▶ _PROBLEM_:
Go through the entries below, tally each line with the string "MISHRA", and give the final number by itself.
◇ ◇ ◇ ◇ ◇ ◇ ◇
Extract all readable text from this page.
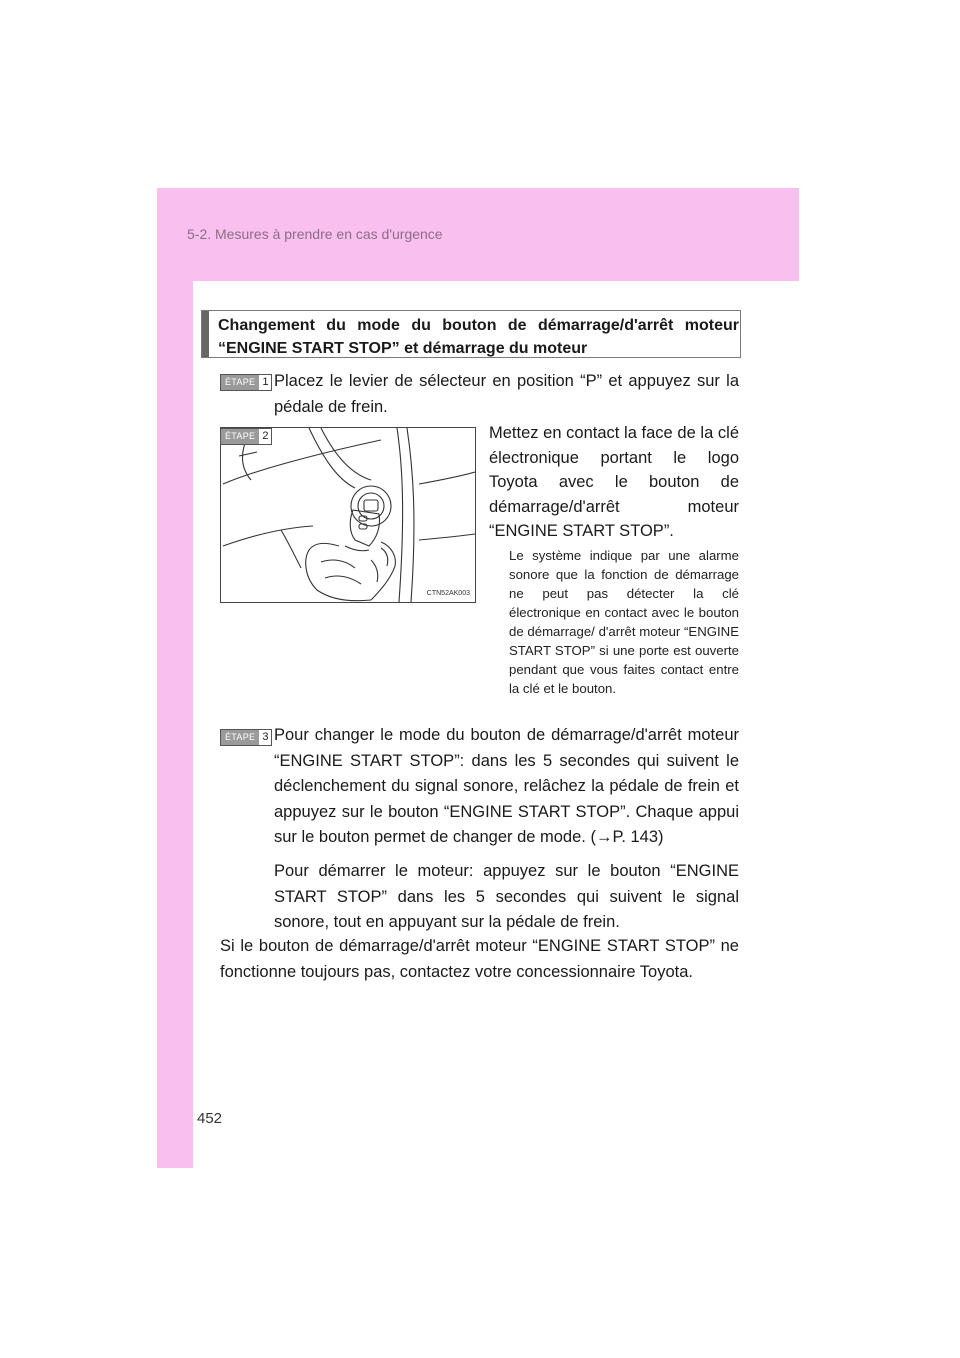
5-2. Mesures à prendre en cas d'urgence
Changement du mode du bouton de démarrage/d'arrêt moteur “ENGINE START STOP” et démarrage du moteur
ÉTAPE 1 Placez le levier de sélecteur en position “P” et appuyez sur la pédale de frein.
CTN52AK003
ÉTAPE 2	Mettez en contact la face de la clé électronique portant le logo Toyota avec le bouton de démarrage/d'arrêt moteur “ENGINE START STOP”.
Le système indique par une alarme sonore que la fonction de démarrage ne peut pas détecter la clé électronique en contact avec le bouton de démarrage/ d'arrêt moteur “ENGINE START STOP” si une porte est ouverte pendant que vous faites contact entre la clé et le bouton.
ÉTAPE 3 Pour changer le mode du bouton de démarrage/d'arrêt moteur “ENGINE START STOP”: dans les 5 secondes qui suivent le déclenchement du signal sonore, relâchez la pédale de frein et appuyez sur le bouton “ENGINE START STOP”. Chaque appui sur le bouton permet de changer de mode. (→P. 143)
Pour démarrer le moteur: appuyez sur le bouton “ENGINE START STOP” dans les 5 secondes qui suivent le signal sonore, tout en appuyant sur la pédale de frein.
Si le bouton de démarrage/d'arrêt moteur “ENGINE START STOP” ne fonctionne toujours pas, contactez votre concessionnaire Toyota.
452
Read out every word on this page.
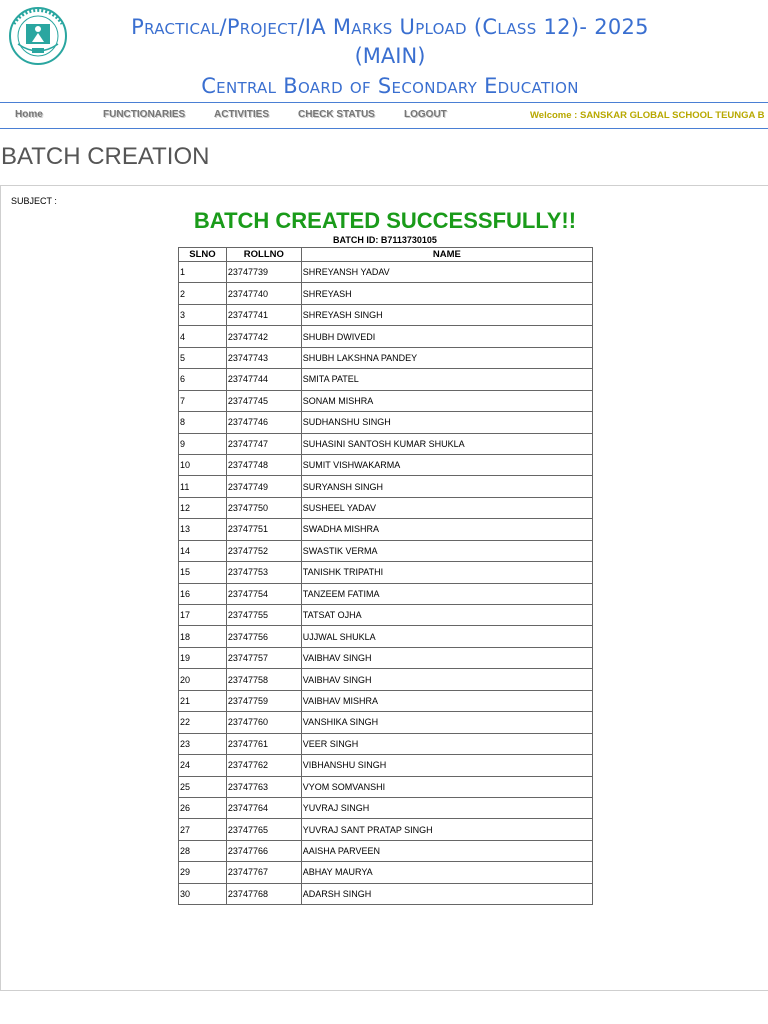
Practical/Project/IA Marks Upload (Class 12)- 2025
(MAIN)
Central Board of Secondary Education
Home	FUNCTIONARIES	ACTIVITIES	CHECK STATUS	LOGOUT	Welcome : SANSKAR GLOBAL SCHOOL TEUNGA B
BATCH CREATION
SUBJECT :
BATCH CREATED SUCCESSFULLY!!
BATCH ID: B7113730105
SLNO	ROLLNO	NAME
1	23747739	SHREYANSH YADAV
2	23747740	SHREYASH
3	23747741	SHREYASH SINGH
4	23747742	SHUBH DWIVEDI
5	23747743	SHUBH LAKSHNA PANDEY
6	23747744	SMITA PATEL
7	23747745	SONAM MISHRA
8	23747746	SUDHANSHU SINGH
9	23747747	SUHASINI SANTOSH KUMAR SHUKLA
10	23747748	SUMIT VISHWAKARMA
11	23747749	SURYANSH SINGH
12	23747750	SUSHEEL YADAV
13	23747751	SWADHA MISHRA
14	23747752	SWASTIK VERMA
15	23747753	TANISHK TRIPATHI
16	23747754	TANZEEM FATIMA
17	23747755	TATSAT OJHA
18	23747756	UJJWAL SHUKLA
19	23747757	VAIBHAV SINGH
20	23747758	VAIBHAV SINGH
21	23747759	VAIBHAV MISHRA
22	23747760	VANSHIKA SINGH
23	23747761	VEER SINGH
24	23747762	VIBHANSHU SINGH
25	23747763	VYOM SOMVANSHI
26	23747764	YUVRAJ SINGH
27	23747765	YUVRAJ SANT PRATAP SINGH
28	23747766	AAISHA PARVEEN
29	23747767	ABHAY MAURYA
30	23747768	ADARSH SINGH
◇ ◇ ◇ ◇ ◇ ◇ ◇
▶ _TASK RESULT_:
3